— START —

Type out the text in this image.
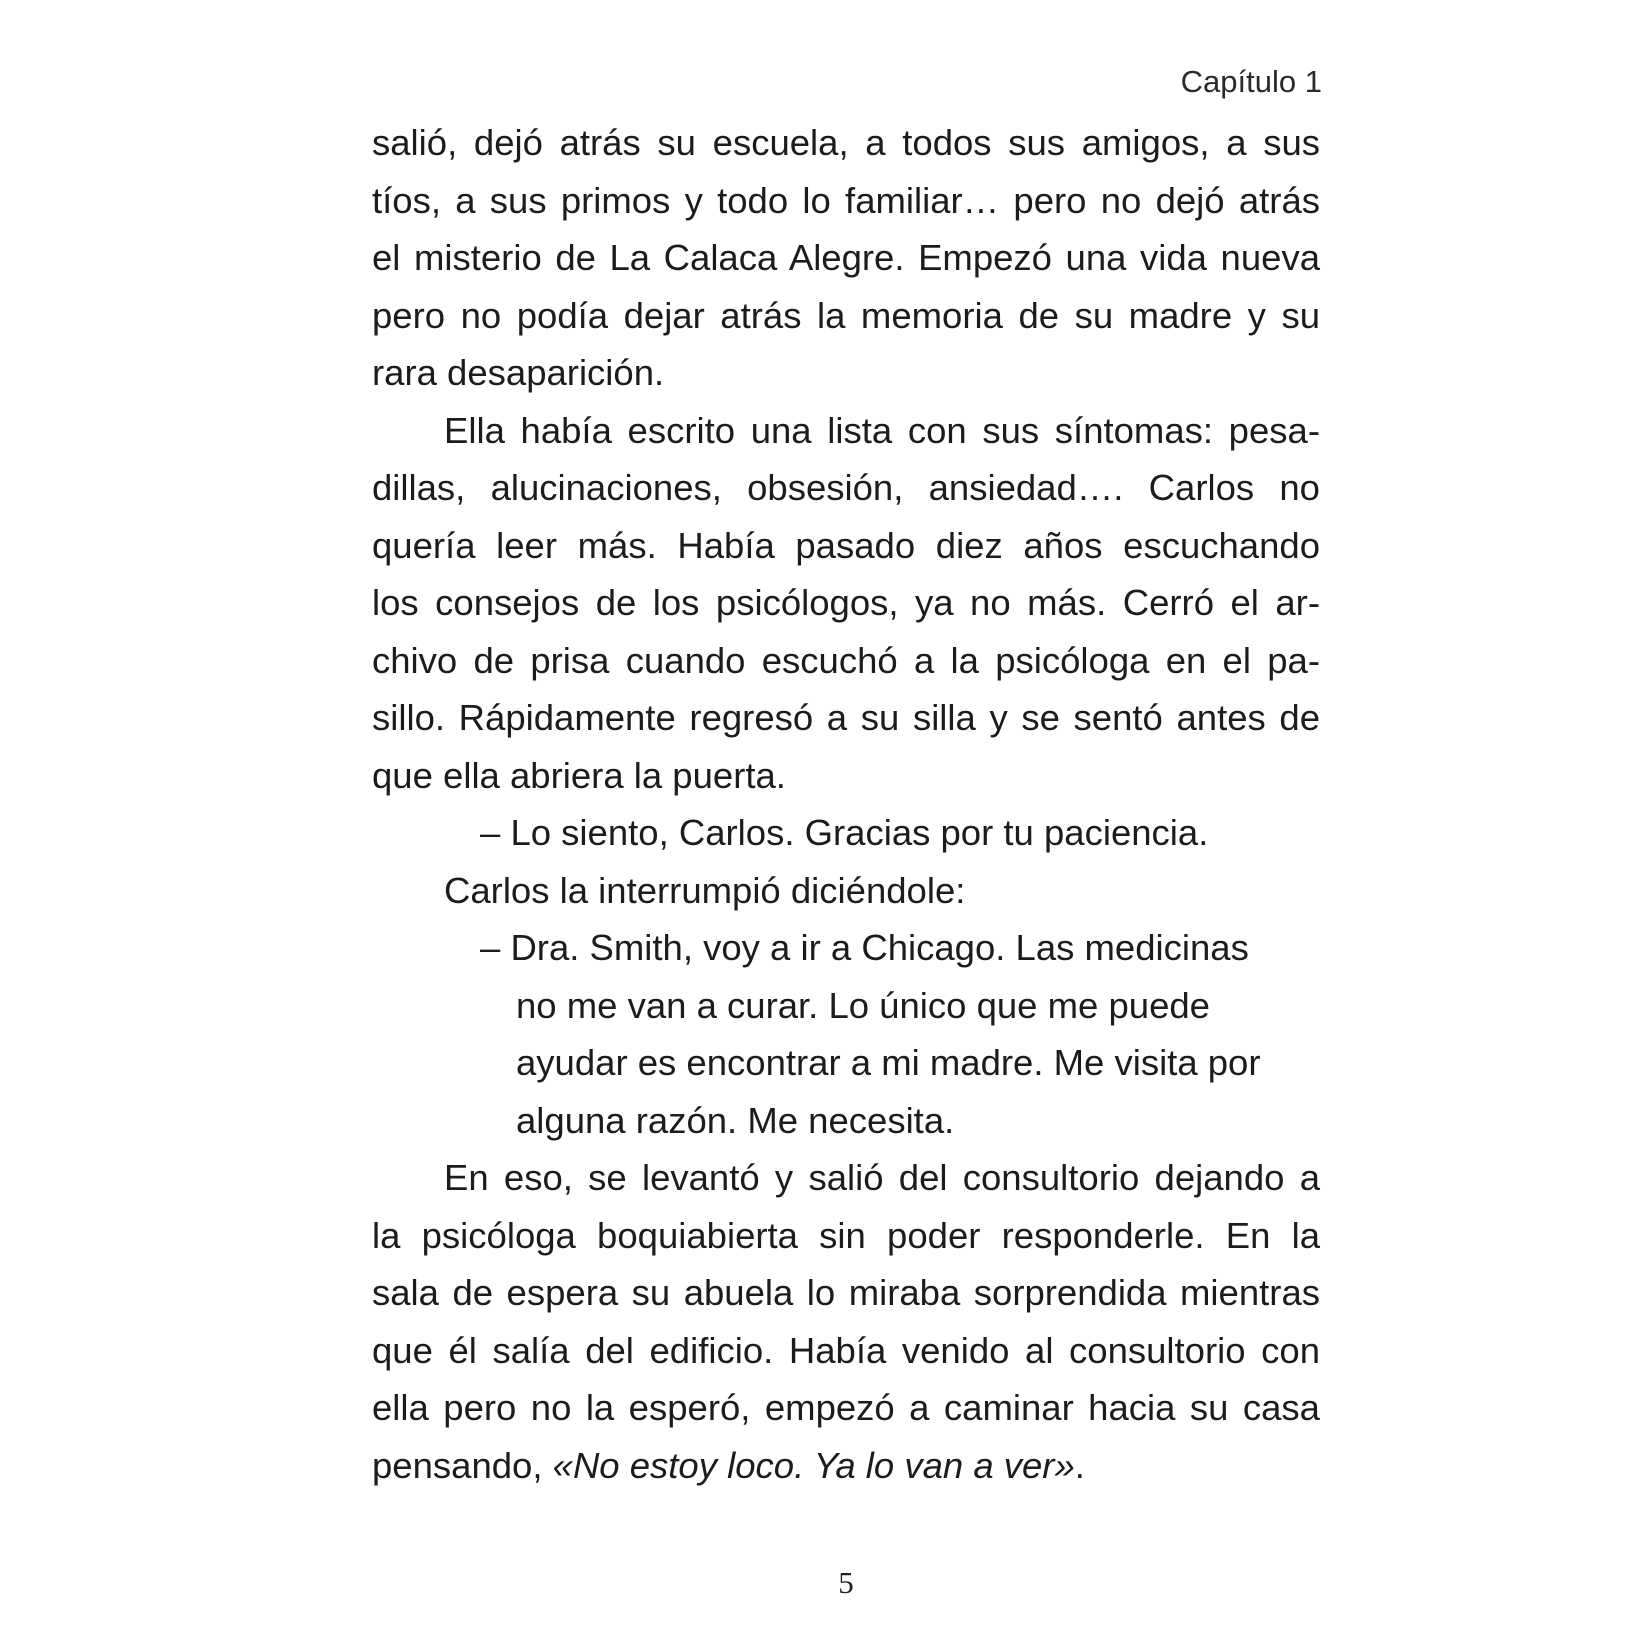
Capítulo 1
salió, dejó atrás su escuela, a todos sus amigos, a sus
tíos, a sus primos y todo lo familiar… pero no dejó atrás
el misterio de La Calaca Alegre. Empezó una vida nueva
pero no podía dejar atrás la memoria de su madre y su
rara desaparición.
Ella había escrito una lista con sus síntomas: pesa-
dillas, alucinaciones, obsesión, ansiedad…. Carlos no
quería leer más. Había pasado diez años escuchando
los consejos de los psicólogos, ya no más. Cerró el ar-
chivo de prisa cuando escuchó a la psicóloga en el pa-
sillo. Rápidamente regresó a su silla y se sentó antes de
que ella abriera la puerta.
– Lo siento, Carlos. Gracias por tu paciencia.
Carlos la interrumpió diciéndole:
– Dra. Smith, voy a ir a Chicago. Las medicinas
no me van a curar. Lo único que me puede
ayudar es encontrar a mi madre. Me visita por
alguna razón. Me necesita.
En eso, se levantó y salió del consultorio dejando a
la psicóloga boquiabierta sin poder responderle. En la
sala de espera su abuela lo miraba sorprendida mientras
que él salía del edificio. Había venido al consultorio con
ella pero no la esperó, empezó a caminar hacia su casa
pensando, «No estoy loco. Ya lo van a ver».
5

— END —

§ **Required work**
Quote every record above exactly, leaving out any pictures.

§ **The completed task**
Type out the text in this image.
Capítulo 1
salió, dejó atrás su escuela, a todos sus amigos, a sus
tíos, a sus primos y todo lo familiar… pero no dejó atrás
el misterio de La Calaca Alegre. Empezó una vida nueva
pero no podía dejar atrás la memoria de su madre y su
rara desaparición.
Ella había escrito una lista con sus síntomas: pesa-
dillas, alucinaciones, obsesión, ansiedad…. Carlos no
quería leer más. Había pasado diez años escuchando
los consejos de los psicólogos, ya no más. Cerró el ar-
chivo de prisa cuando escuchó a la psicóloga en el pa-
sillo. Rápidamente regresó a su silla y se sentó antes de
que ella abriera la puerta.
– Lo siento, Carlos. Gracias por tu paciencia.
Carlos la interrumpió diciéndole:
– Dra. Smith, voy a ir a Chicago. Las medicinas
no me van a curar. Lo único que me puede
ayudar es encontrar a mi madre. Me visita por
alguna razón. Me necesita.
En eso, se levantó y salió del consultorio dejando a
la psicóloga boquiabierta sin poder responderle. En la
sala de espera su abuela lo miraba sorprendida mientras
que él salía del edificio. Había venido al consultorio con
ella pero no la esperó, empezó a caminar hacia su casa
pensando, «No estoy loco. Ya lo van a ver».
5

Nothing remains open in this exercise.